**PROBLEM TO SOLVE**
All the data below goes into the copy word for word, but the pictures don't.

**EXTRACTED INFORMATION**
________________

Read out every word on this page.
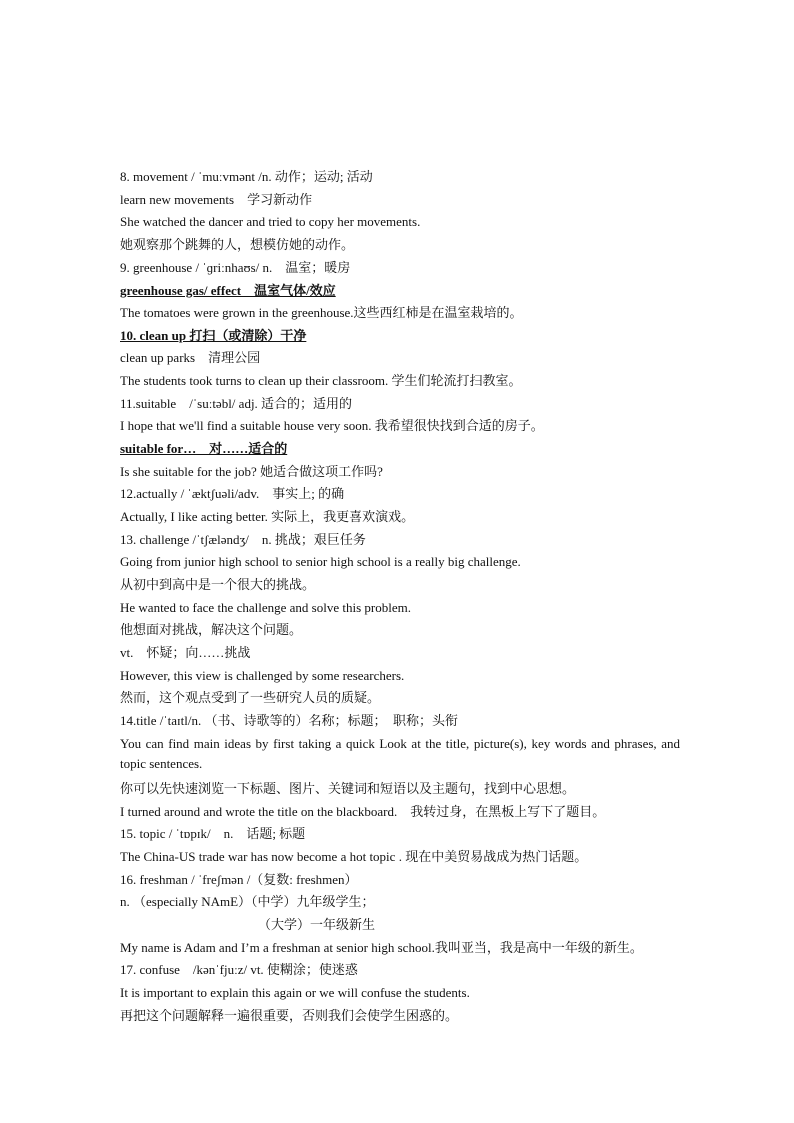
8. movement / ˈmuːvmənt /n. 动作；运动; 活动
learn new movements　学习新动作
She watched the dancer and tried to copy her movements.
她观察那个跳舞的人，想模仿她的动作。
9. greenhouse / ˈɡriːnhaʊs/ n.　温室；暖房
greenhouse gas/ effect　温室气体/效应
The tomatoes were grown in the greenhouse.这些西红柿是在温室栽培的。
10. clean up 打扫（或清除）干净
clean up parks　清理公园
The students took turns to clean up their classroom. 学生们轮流打扫教室。
11.suitable　/ˈsuːtəbl/ adj. 适合的；适用的
I hope that we'll find a suitable house very soon. 我希望很快找到合适的房子。
suitable for…　对……适合的
Is she suitable for the job? 她适合做这项工作吗?
12.actually / ˈæktʃuəli/adv.　事实上; 的确
Actually, I like acting better. 实际上，我更喜欢演戏。
13. challenge /ˈtʃæləndʒ/　n. 挑战；艰巨任务
Going from junior high school to senior high school is a really big challenge.
从初中到高中是一个很大的挑战。
He wanted to face the challenge and solve this problem.
他想面对挑战，解决这个问题。
vt.　怀疑；向……挑战
However, this view is challenged by some researchers.
然而，这个观点受到了一些研究人员的质疑。
14.title /ˈtaɪtl/n. （书、诗歌等的）名称；标题；　职称；头衔
You can find main ideas by first taking a quick Look at the title, picture(s), key words and phrases, and topic sentences.
你可以先快速浏览一下标题、图片、关键词和短语以及主题句，找到中心思想。
I turned around and wrote the title on the blackboard.　我转过身，在黑板上写下了题目。
15. topic / ˈtɒpɪk/　n.　话题; 标题
The China-US trade war has now become a hot topic . 现在中美贸易战成为热门话题。
16. freshman / ˈfreʃmən /（复数: freshmen）
n. （especially NAmE）（中学）九年级学生；
（大学）一年级新生
My name is Adam and I’m a freshman at senior high school.我叫亚当，我是高中一年级的新生。
17. confuse　/kənˈfjuːz/ vt. 使糊涂；使迷惑
It is important to explain this again or we will confuse the students.
再把这个问题解释一遍很重要，否则我们会使学生困惑的。
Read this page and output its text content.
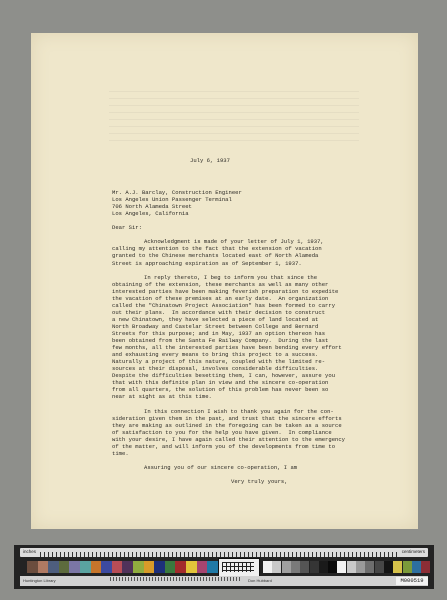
July 6, 1937

Mr. A.J. Barclay, Construction Engineer
Los Angeles Union Passenger Terminal
706 North Alameda Street
Los Angeles, California
Dear Sir:
Acknowledgment is made of your letter of July 1, 1937,
calling my attention to the fact that the extension of vacation
granted to the Chinese merchants located east of North Alameda
Street is approaching expiration as of September 1, 1937.
In reply thereto, I beg to inform you that since the
obtaining of the extension, these merchants as well as many other
interested parties have been making feverish preparation to expedite
the vacation of these premises at an early date.  An organization
called the "Chinatown Project Association" has been formed to carry
out their plans.  In accordance with their decision to construct
a new Chinatown, they have selected a piece of land located at
North Broadway and Castelar Street between College and Bernard
Streets for this purpose; and in May, 1937 an option thereon has
been obtained from the Santa Fe Railway Company.  During the last
few months, all the interested parties have been bending every effort
and exhausting every means to bring this project to a success.
Naturally a project of this nature, coupled with the limited re-
sources at their disposal, involves considerable difficulties.
Despite the difficulties besetting them, I can, however, assure you
that with this definite plan in view and the sincere co-operation
from all quarters, the solution of this problem has never been so
near at sight as at this time.
In this connection I wish to thank you again for the con-
sideration given them in the past, and trust that the sincere efforts
they are making as outlined in the foregoing can be taken as a source
of satisfaction to you for the help you have given.  In compliance
with your desire, I have again called their attention to the emergency
of the matter, and will inform you of the developments from time to
time.
Assuring you of our sincere co-operation, I am
Very truly yours,
inches	centimeters
Huntington Library	Don Hubbard	M000519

________________

**THE RESPONSE**
Read out every word on this page.
8. movement / ˈmuːvmənt /n. 动作；运动; 活动
learn new movements　学习新动作
She watched the dancer and tried to copy her movements.
她观察那个跳舞的人，想模仿她的动作。
9. greenhouse / ˈɡriːnhaʊs/ n.　温室；暖房
greenhouse gas/ effect　温室气体/效应
The tomatoes were grown in the greenhouse.这些西红柿是在温室栽培的。
10. clean up 打扫（或清除）干净
clean up parks　清理公园
The students took turns to clean up their classroom. 学生们轮流打扫教室。
11.suitable　/ˈsuːtəbl/ adj. 适合的；适用的
I hope that we'll find a suitable house very soon. 我希望很快找到合适的房子。
suitable for…　对……适合的
Is she suitable for the job? 她适合做这项工作吗?
12.actually / ˈæktʃuəli/adv.　事实上; 的确
Actually, I like acting better. 实际上，我更喜欢演戏。
13. challenge /ˈtʃæləndʒ/　n. 挑战；艰巨任务
Going from junior high school to senior high school is a really big challenge.
从初中到高中是一个很大的挑战。
He wanted to face the challenge and solve this problem.
他想面对挑战，解决这个问题。
vt.　怀疑；向……挑战
However, this view is challenged by some researchers.
然而，这个观点受到了一些研究人员的质疑。
14.title /ˈtaɪtl/n. （书、诗歌等的）名称；标题；　职称；头衔
You can find main ideas by first taking a quick Look at the title, picture(s), key words and phrases, and topic sentences.
你可以先快速浏览一下标题、图片、关键词和短语以及主题句，找到中心思想。
I turned around and wrote the title on the blackboard.　我转过身，在黑板上写下了题目。
15. topic / ˈtɒpɪk/　n.　话题; 标题
The China-US trade war has now become a hot topic . 现在中美贸易战成为热门话题。
16. freshman / ˈfreʃmən /（复数: freshmen）
n. （especially NAmE）（中学）九年级学生；
（大学）一年级新生
My name is Adam and I’m a freshman at senior high school.我叫亚当，我是高中一年级的新生。
17. confuse　/kənˈfjuːz/ vt. 使糊涂；使迷惑
It is important to explain this again or we will confuse the students.
再把这个问题解释一遍很重要，否则我们会使学生困惑的。
Read this page and output its text content.
July 6, 1937

Mr. A.J. Barclay, Construction Engineer
Los Angeles Union Passenger Terminal
706 North Alameda Street
Los Angeles, California
Dear Sir:
Acknowledgment is made of your letter of July 1, 1937,
calling my attention to the fact that the extension of vacation
granted to the Chinese merchants located east of North Alameda
Street is approaching expiration as of September 1, 1937.
In reply thereto, I beg to inform you that since the
obtaining of the extension, these merchants as well as many other
interested parties have been making feverish preparation to expedite
the vacation of these premises at an early date.  An organization
called the "Chinatown Project Association" has been formed to carry
out their plans.  In accordance with their decision to construct
a new Chinatown, they have selected a piece of land located at
North Broadway and Castelar Street between College and Bernard
Streets for this purpose; and in May, 1937 an option thereon has
been obtained from the Santa Fe Railway Company.  During the last
few months, all the interested parties have been bending every effort
and exhausting every means to bring this project to a success.
Naturally a project of this nature, coupled with the limited re-
sources at their disposal, involves considerable difficulties.
Despite the difficulties besetting them, I can, however, assure you
that with this definite plan in view and the sincere co-operation
from all quarters, the solution of this problem has never been so
near at sight as at this time.
In this connection I wish to thank you again for the con-
sideration given them in the past, and trust that the sincere efforts
they are making as outlined in the foregoing can be taken as a source
of satisfaction to you for the help you have given.  In compliance
with your desire, I have again called their attention to the emergency
of the matter, and will inform you of the developments from time to
time.
Assuring you of our sincere co-operation, I am
Very truly yours,
inches	centimeters
Huntington Library	Don Hubbard	M000519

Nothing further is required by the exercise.